(begin)

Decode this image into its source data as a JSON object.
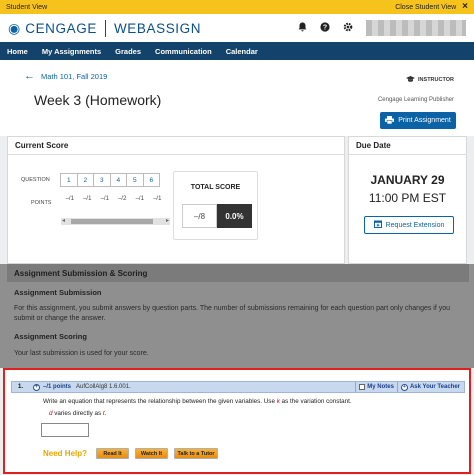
{
  "student_bar": {
    "label": "Student View",
    "close_label": "Close Student View"
  },
  "brand": {
    "part1": "CENGAGE",
    "part2": "WEBASSIGN"
  },
  "top_icons": [
    "bell-icon",
    "help-icon",
    "gear-icon"
  ],
  "nav": {
    "items": [
      "Home",
      "My Assignments",
      "Grades",
      "Communication",
      "Calendar"
    ]
  },
  "header": {
    "course": "Math 101, Fall 2019",
    "title": "Week 3 (Homework)",
    "role": "INSTRUCTOR",
    "publisher": "Cengage Learning Publisher",
    "print_label": "Print Assignment"
  },
  "score": {
    "heading": "Current Score",
    "question_label": "QUESTION",
    "points_label": "POINTS",
    "questions": [
      "1",
      "2",
      "3",
      "4",
      "5",
      "6"
    ],
    "points": [
      "–/1",
      "–/1",
      "–/1",
      "–/2",
      "–/1",
      "–/1"
    ],
    "total_label": "TOTAL SCORE",
    "total_fraction": "–/8",
    "total_percent": "0.0%"
  },
  "due": {
    "heading": "Due Date",
    "date": "JANUARY 29",
    "time": "11:00 PM EST",
    "extension_label": "Request Extension"
  },
  "submission": {
    "heading": "Assignment Submission & Scoring",
    "sub1_title": "Assignment Submission",
    "sub1_text": "For this assignment, you submit answers by question parts. The number of submissions remaining for each question part only changes if you submit or change the answer.",
    "sub2_title": "Assignment Scoring",
    "sub2_text": "Your last submission is used for your score."
  },
  "question": {
    "number": "1.",
    "points": "–/1 points",
    "code": "AufCollAlg8 1.6.001.",
    "my_notes": "My Notes",
    "ask_teacher": "Ask Your Teacher",
    "prompt_before": "Write an equation that represents the relationship between the given variables. Use ",
    "prompt_var": "k",
    "prompt_after": " as the variation constant.",
    "var_d": "d",
    "relation_text": " varies directly as ",
    "var_t": "t",
    "relation_end": "."
  },
  "help": {
    "label": "Need Help?",
    "buttons": [
      "Read It",
      "Watch It",
      "Talk to a Tutor"
    ]
  },
  "colors": {
    "accent": "#0b63a5",
    "nav_bg": "#13426b",
    "student_bar": "#f6c21c",
    "highlight_border": "#e02020",
    "help_label": "#e6a800"
  }
}
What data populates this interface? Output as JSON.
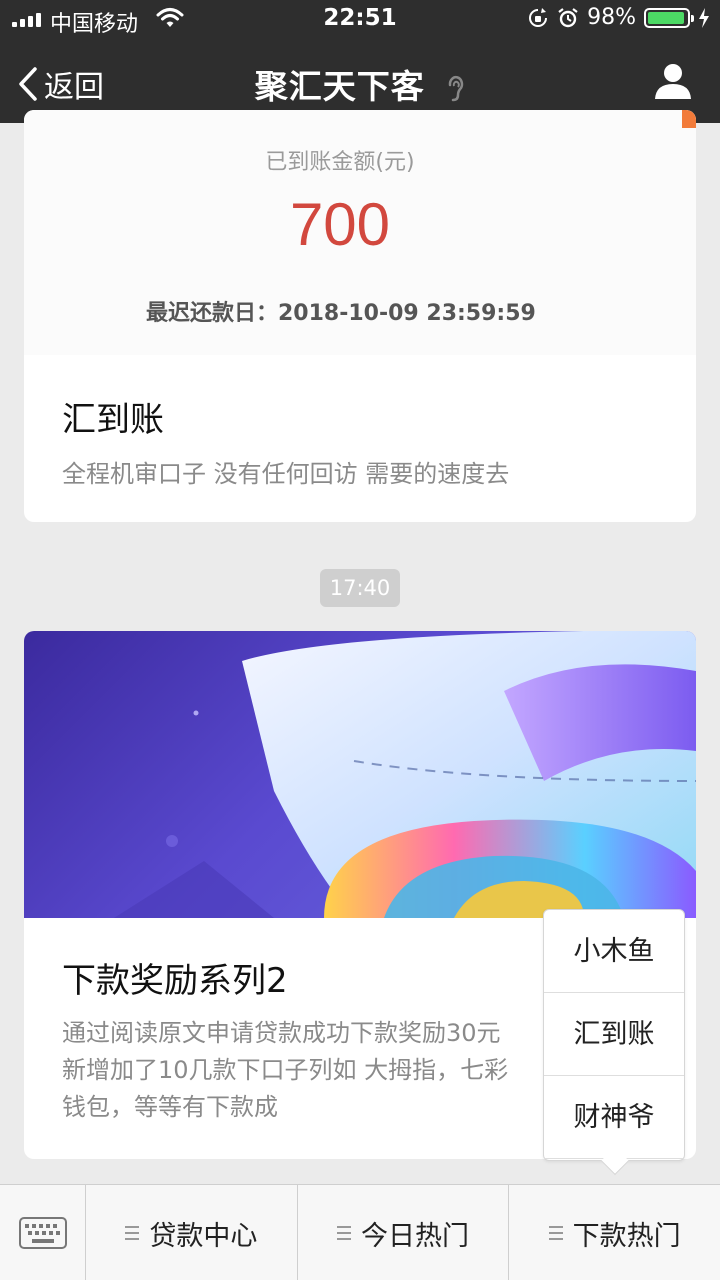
{
  "status_bar": {
    "carrier": "中国移动",
    "time": "22:51",
    "battery": "98%"
  },
  "nav": {
    "back_label": "返回",
    "title": "聚汇天下客"
  },
  "card1": {
    "screenshot": {
      "label": "已到账金额(元)",
      "amount": "700",
      "due": "最迟还款日：2018-10-09 23:59:59"
    },
    "title": "汇到账",
    "description": "全程机审口子 没有任何回访 需要的速度去"
  },
  "timestamp": "17:40",
  "card2": {
    "title": "下款奖励系列2",
    "description_lines": [
      "通过阅读原文申请贷款成功下款奖励30元",
      "新增加了10几款下口子列如 大拇指，七彩",
      "钱包，等等有下款成"
    ]
  },
  "popup_menu": {
    "items": [
      "小木鱼",
      "汇到账",
      "财神爷"
    ]
  },
  "bottom_menu": {
    "items": [
      "贷款中心",
      "今日热门",
      "下款热门"
    ]
  }
}
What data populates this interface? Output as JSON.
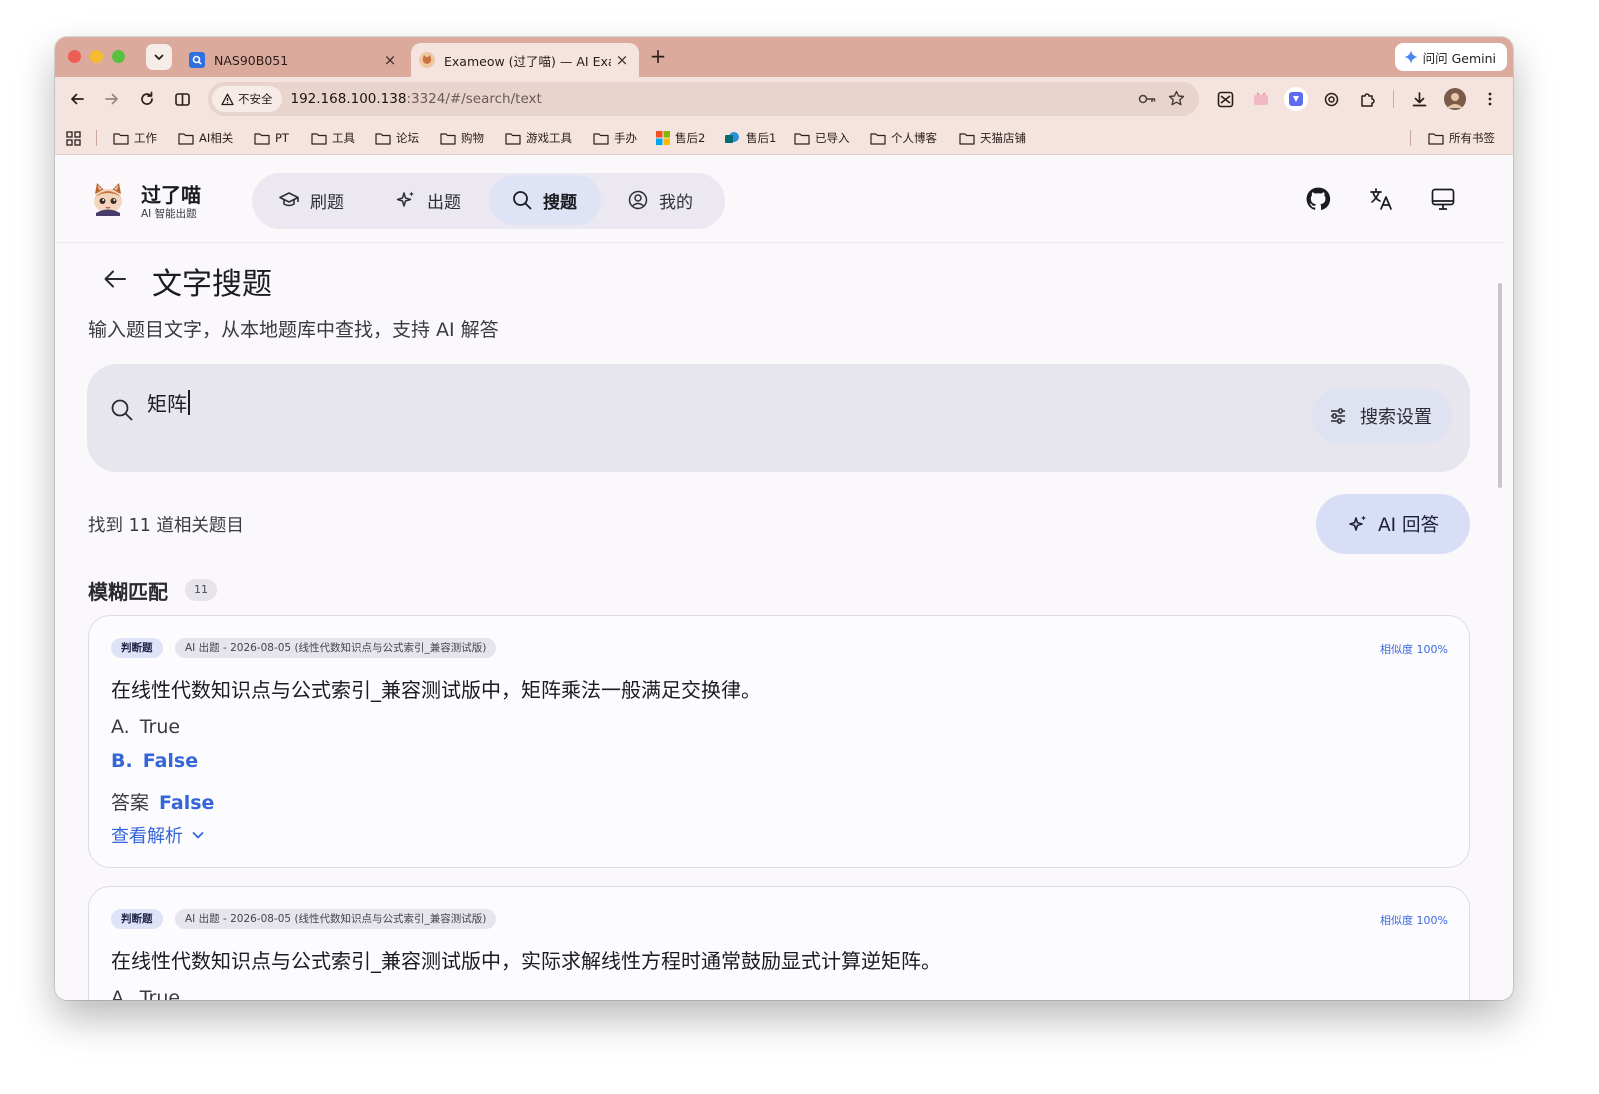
{
  "browser": {
    "tabs": [
      {
        "title": "NAS90B051",
        "close": "×"
      },
      {
        "title": "Exameow (过了喵) — AI Exam",
        "close": "×"
      }
    ],
    "new_tab": "+",
    "gemini_label": "问问 Gemini",
    "security_label": "不安全",
    "url_host": "192.168.100.138",
    "url_rest": ":3324/#/search/text",
    "bookmarks": [
      "工作",
      "AI相关",
      "PT",
      "工具",
      "论坛",
      "购物",
      "游戏工具",
      "手办",
      "售后2",
      "售后1",
      "已导入",
      "个人博客",
      "天猫店铺"
    ],
    "all_bookmarks": "所有书签"
  },
  "app": {
    "brand_name": "过了喵",
    "brand_sub": "AI 智能出题",
    "nav": [
      {
        "label": "刷题",
        "icon": "graduation-cap-icon"
      },
      {
        "label": "出题",
        "icon": "sparkles-icon"
      },
      {
        "label": "搜题",
        "icon": "search-icon",
        "active": true
      },
      {
        "label": "我的",
        "icon": "user-circle-icon"
      }
    ],
    "top_icons": [
      "github-icon",
      "translate-icon",
      "monitor-icon"
    ]
  },
  "page": {
    "title": "文字搜题",
    "description": "输入题目文字，从本地题库中查找，支持 AI 解答",
    "search_value": "矩阵",
    "search_settings": "搜索设置",
    "result_count": "找到 11 道相关题目",
    "ai_answer": "AI 回答",
    "section_title": "模糊匹配",
    "section_count": "11"
  },
  "results": [
    {
      "type": "判断题",
      "source": "AI 出题 - 2026-08-05 (线性代数知识点与公式索引_兼容测试版)",
      "similarity": "相似度 100%",
      "question": "在线性代数知识点与公式索引_兼容测试版中，矩阵乘法一般满足交换律。",
      "options": [
        {
          "key": "A.",
          "text": "True",
          "correct": false
        },
        {
          "key": "B.",
          "text": "False",
          "correct": true
        }
      ],
      "answer_label": "答案",
      "answer": "False",
      "explain": "查看解析"
    },
    {
      "type": "判断题",
      "source": "AI 出题 - 2026-08-05 (线性代数知识点与公式索引_兼容测试版)",
      "similarity": "相似度 100%",
      "question": "在线性代数知识点与公式索引_兼容测试版中，实际求解线性方程时通常鼓励显式计算逆矩阵。",
      "options": [
        {
          "key": "A.",
          "text": "True",
          "correct": false
        }
      ]
    }
  ],
  "colors": {
    "tabstrip": "#dbaa9c",
    "toolbar": "#f4e3de",
    "accent": "#3466d8",
    "nav_active": "#dfe3f6"
  }
}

(end)

* Direction
Restate the whole listing above exactly, except for its images.

* Right answer
Decode this image into its source data as a JSON object.
{
  "student_bar": {
    "label": "Student View",
    "close_label": "Close Student View"
  },
  "brand": {
    "part1": "CENGAGE",
    "part2": "WEBASSIGN"
  },
  "top_icons": [
    "bell-icon",
    "help-icon",
    "gear-icon"
  ],
  "nav": {
    "items": [
      "Home",
      "My Assignments",
      "Grades",
      "Communication",
      "Calendar"
    ]
  },
  "header": {
    "course": "Math 101, Fall 2019",
    "title": "Week 3 (Homework)",
    "role": "INSTRUCTOR",
    "publisher": "Cengage Learning Publisher",
    "print_label": "Print Assignment"
  },
  "score": {
    "heading": "Current Score",
    "question_label": "QUESTION",
    "points_label": "POINTS",
    "questions": [
      "1",
      "2",
      "3",
      "4",
      "5",
      "6"
    ],
    "points": [
      "–/1",
      "–/1",
      "–/1",
      "–/2",
      "–/1",
      "–/1"
    ],
    "total_label": "TOTAL SCORE",
    "total_fraction": "–/8",
    "total_percent": "0.0%"
  },
  "due": {
    "heading": "Due Date",
    "date": "JANUARY 29",
    "time": "11:00 PM EST",
    "extension_label": "Request Extension"
  },
  "submission": {
    "heading": "Assignment Submission & Scoring",
    "sub1_title": "Assignment Submission",
    "sub1_text": "For this assignment, you submit answers by question parts. The number of submissions remaining for each question part only changes if you submit or change the answer.",
    "sub2_title": "Assignment Scoring",
    "sub2_text": "Your last submission is used for your score."
  },
  "question": {
    "number": "1.",
    "points": "–/1 points",
    "code": "AufCollAlg8 1.6.001.",
    "my_notes": "My Notes",
    "ask_teacher": "Ask Your Teacher",
    "prompt_before": "Write an equation that represents the relationship between the given variables. Use ",
    "prompt_var": "k",
    "prompt_after": " as the variation constant.",
    "var_d": "d",
    "relation_text": " varies directly as ",
    "var_t": "t",
    "relation_end": "."
  },
  "help": {
    "label": "Need Help?",
    "buttons": [
      "Read It",
      "Watch It",
      "Talk to a Tutor"
    ]
  },
  "colors": {
    "accent": "#0b63a5",
    "nav_bg": "#13426b",
    "student_bar": "#f6c21c",
    "highlight_border": "#e02020",
    "help_label": "#e6a800"
  }
}
What data populates this interface? Output as JSON.
{
  "status_bar": {
    "carrier": "中国移动",
    "time": "22:51",
    "battery": "98%"
  },
  "nav": {
    "back_label": "返回",
    "title": "聚汇天下客"
  },
  "card1": {
    "screenshot": {
      "label": "已到账金额(元)",
      "amount": "700",
      "due": "最迟还款日：2018-10-09 23:59:59"
    },
    "title": "汇到账",
    "description": "全程机审口子 没有任何回访 需要的速度去"
  },
  "timestamp": "17:40",
  "card2": {
    "title": "下款奖励系列2",
    "description_lines": [
      "通过阅读原文申请贷款成功下款奖励30元",
      "新增加了10几款下口子列如 大拇指，七彩",
      "钱包，等等有下款成"
    ]
  },
  "popup_menu": {
    "items": [
      "小木鱼",
      "汇到账",
      "财神爷"
    ]
  },
  "bottom_menu": {
    "items": [
      "贷款中心",
      "今日热门",
      "下款热门"
    ]
  }
}
What data populates this interface? Output as JSON.
{
  "browser": {
    "tabs": [
      {
        "title": "NAS90B051",
        "close": "×"
      },
      {
        "title": "Exameow (过了喵) — AI Exam",
        "close": "×"
      }
    ],
    "new_tab": "+",
    "gemini_label": "问问 Gemini",
    "security_label": "不安全",
    "url_host": "192.168.100.138",
    "url_rest": ":3324/#/search/text",
    "bookmarks": [
      "工作",
      "AI相关",
      "PT",
      "工具",
      "论坛",
      "购物",
      "游戏工具",
      "手办",
      "售后2",
      "售后1",
      "已导入",
      "个人博客",
      "天猫店铺"
    ],
    "all_bookmarks": "所有书签"
  },
  "app": {
    "brand_name": "过了喵",
    "brand_sub": "AI 智能出题",
    "nav": [
      {
        "label": "刷题",
        "icon": "graduation-cap-icon"
      },
      {
        "label": "出题",
        "icon": "sparkles-icon"
      },
      {
        "label": "搜题",
        "icon": "search-icon",
        "active": true
      },
      {
        "label": "我的",
        "icon": "user-circle-icon"
      }
    ],
    "top_icons": [
      "github-icon",
      "translate-icon",
      "monitor-icon"
    ]
  },
  "page": {
    "title": "文字搜题",
    "description": "输入题目文字，从本地题库中查找，支持 AI 解答",
    "search_value": "矩阵",
    "search_settings": "搜索设置",
    "result_count": "找到 11 道相关题目",
    "ai_answer": "AI 回答",
    "section_title": "模糊匹配",
    "section_count": "11"
  },
  "results": [
    {
      "type": "判断题",
      "source": "AI 出题 - 2026-08-05 (线性代数知识点与公式索引_兼容测试版)",
      "similarity": "相似度 100%",
      "question": "在线性代数知识点与公式索引_兼容测试版中，矩阵乘法一般满足交换律。",
      "options": [
        {
          "key": "A.",
          "text": "True",
          "correct": false
        },
        {
          "key": "B.",
          "text": "False",
          "correct": true
        }
      ],
      "answer_label": "答案",
      "answer": "False",
      "explain": "查看解析"
    },
    {
      "type": "判断题",
      "source": "AI 出题 - 2026-08-05 (线性代数知识点与公式索引_兼容测试版)",
      "similarity": "相似度 100%",
      "question": "在线性代数知识点与公式索引_兼容测试版中，实际求解线性方程时通常鼓励显式计算逆矩阵。",
      "options": [
        {
          "key": "A.",
          "text": "True",
          "correct": false
        }
      ]
    }
  ],
  "colors": {
    "tabstrip": "#dbaa9c",
    "toolbar": "#f4e3de",
    "accent": "#3466d8",
    "nav_active": "#dfe3f6"
  }
}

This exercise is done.